▸ What is needed: Restate each entry word for word, leaving nothing out.

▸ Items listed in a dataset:
**********

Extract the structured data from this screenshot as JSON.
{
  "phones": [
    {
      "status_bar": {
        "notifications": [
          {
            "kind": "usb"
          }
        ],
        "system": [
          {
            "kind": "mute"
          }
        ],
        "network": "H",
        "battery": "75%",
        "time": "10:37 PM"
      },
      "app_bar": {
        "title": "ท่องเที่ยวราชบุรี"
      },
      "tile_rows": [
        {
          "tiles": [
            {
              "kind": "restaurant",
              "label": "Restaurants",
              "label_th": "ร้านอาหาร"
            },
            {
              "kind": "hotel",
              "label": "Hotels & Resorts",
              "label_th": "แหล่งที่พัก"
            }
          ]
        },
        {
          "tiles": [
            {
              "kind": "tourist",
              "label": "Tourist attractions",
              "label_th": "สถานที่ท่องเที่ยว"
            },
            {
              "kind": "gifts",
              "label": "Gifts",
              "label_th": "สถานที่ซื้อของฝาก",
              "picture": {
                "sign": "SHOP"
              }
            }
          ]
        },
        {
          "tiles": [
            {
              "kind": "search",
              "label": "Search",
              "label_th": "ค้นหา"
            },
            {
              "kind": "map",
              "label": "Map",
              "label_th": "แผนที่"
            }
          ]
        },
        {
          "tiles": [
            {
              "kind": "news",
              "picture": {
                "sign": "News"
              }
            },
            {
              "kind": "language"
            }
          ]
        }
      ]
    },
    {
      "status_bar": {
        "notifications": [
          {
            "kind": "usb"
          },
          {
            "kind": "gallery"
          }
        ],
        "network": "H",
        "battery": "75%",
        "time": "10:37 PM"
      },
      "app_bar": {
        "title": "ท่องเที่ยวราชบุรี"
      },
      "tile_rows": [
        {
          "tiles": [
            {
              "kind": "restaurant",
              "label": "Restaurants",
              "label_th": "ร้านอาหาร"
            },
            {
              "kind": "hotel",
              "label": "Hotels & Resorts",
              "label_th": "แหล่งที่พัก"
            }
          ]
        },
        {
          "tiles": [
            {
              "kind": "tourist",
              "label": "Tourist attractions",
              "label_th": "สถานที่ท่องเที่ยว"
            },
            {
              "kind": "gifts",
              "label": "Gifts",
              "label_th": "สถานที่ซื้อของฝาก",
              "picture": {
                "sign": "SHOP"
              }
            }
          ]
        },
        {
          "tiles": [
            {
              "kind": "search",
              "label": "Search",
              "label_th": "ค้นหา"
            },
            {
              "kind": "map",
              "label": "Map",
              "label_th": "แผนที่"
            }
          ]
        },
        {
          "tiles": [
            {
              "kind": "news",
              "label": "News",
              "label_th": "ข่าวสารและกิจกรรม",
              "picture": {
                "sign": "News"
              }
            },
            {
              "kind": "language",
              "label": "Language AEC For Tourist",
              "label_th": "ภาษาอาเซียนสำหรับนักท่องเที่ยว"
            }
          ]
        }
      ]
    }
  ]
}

**********

▸ Written solution:
Extract the structured data from this screenshot as JSON.
{
  "phones": [
    {
      "status_bar": {
        "notifications": [
          {
            "kind": "usb"
          }
        ],
        "system": [
          {
            "kind": "mute"
          }
        ],
        "network": "H",
        "battery": "75%",
        "time": "10:37 PM"
      },
      "app_bar": {
        "title": "ท่องเที่ยวราชบุรี"
      },
      "tile_rows": [
        {
          "tiles": [
            {
              "kind": "restaurant",
              "label": "Restaurants",
              "label_th": "ร้านอาหาร"
            },
            {
              "kind": "hotel",
              "label": "Hotels & Resorts",
              "label_th": "แหล่งที่พัก"
            }
          ]
        },
        {
          "tiles": [
            {
              "kind": "tourist",
              "label": "Tourist attractions",
              "label_th": "สถานที่ท่องเที่ยว"
            },
            {
              "kind": "gifts",
              "label": "Gifts",
              "label_th": "สถานที่ซื้อของฝาก",
              "picture": {
                "sign": "SHOP"
              }
            }
          ]
        },
        {
          "tiles": [
            {
              "kind": "search",
              "label": "Search",
              "label_th": "ค้นหา"
            },
            {
              "kind": "map",
              "label": "Map",
              "label_th": "แผนที่"
            }
          ]
        },
        {
          "tiles": [
            {
              "kind": "news",
              "picture": {
                "sign": "News"
              }
            },
            {
              "kind": "language"
            }
          ]
        }
      ]
    },
    {
      "status_bar": {
        "notifications": [
          {
            "kind": "usb"
          },
          {
            "kind": "gallery"
          }
        ],
        "network": "H",
        "battery": "75%",
        "time": "10:37 PM"
      },
      "app_bar": {
        "title": "ท่องเที่ยวราชบุรี"
      },
      "tile_rows": [
        {
          "tiles": [
            {
              "kind": "restaurant",
              "label": "Restaurants",
              "label_th": "ร้านอาหาร"
            },
            {
              "kind": "hotel",
              "label": "Hotels & Resorts",
              "label_th": "แหล่งที่พัก"
            }
          ]
        },
        {
          "tiles": [
            {
              "kind": "tourist",
              "label": "Tourist attractions",
              "label_th": "สถานที่ท่องเที่ยว"
            },
            {
              "kind": "gifts",
              "label": "Gifts",
              "label_th": "สถานที่ซื้อของฝาก",
              "picture": {
                "sign": "SHOP"
              }
            }
          ]
        },
        {
          "tiles": [
            {
              "kind": "search",
              "label": "Search",
              "label_th": "ค้นหา"
            },
            {
              "kind": "map",
              "label": "Map",
              "label_th": "แผนที่"
            }
          ]
        },
        {
          "tiles": [
            {
              "kind": "news",
              "label": "News",
              "label_th": "ข่าวสารและกิจกรรม",
              "picture": {
                "sign": "News"
              }
            },
            {
              "kind": "language",
              "label": "Language AEC For Tourist",
              "label_th": "ภาษาอาเซียนสำหรับนักท่องเที่ยว"
            }
          ]
        }
      ]
    }
  ]
}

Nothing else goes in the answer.